Identify all lines of the data containing the string "JSON" and copy them.

— Data section —

┄┄┄┄┄┄

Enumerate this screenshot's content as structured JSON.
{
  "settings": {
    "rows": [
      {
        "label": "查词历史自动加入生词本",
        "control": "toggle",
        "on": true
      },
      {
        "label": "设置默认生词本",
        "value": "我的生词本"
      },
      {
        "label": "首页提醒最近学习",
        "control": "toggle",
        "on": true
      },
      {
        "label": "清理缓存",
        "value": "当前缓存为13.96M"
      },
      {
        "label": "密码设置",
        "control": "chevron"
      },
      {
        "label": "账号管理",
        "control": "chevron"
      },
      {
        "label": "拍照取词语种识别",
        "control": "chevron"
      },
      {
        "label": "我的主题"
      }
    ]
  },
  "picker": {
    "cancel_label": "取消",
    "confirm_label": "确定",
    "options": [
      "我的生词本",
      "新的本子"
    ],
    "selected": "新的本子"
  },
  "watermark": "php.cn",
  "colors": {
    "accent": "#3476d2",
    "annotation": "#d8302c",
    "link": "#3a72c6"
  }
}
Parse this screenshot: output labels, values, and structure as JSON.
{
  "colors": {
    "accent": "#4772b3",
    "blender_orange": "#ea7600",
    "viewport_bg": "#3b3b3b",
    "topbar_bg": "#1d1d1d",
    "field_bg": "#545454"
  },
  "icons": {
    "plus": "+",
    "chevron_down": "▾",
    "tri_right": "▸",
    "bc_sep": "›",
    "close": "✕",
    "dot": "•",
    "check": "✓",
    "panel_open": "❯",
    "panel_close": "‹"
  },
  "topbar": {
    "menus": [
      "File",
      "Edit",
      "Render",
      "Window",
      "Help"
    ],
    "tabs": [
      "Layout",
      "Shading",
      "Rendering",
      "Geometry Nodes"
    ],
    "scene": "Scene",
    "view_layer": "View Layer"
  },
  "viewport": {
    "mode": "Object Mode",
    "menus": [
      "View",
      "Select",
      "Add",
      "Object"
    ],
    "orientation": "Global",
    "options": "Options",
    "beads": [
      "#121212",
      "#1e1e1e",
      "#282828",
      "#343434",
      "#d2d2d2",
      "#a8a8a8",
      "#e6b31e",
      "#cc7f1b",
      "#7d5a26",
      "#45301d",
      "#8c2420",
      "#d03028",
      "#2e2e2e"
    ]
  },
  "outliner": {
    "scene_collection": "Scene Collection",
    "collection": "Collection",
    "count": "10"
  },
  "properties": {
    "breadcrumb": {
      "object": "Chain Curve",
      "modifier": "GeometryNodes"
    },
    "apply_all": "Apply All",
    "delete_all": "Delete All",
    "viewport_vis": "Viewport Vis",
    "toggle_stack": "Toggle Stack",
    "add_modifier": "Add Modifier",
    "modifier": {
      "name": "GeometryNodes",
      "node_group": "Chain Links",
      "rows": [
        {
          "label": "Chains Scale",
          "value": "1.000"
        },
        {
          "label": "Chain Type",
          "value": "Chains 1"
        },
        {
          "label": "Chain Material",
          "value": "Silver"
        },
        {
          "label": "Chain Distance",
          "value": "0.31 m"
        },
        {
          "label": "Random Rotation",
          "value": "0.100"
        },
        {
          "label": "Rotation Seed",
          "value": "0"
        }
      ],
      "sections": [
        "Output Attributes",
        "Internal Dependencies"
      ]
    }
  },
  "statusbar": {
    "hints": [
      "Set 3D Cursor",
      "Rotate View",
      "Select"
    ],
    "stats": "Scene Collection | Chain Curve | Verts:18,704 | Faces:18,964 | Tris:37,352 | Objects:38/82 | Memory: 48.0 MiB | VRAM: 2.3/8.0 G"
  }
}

┄┄┄┄┄┄

— Output for this task —
Enumerate this screenshot's content as structured JSON.
Parse this screenshot: output labels, values, and structure as JSON.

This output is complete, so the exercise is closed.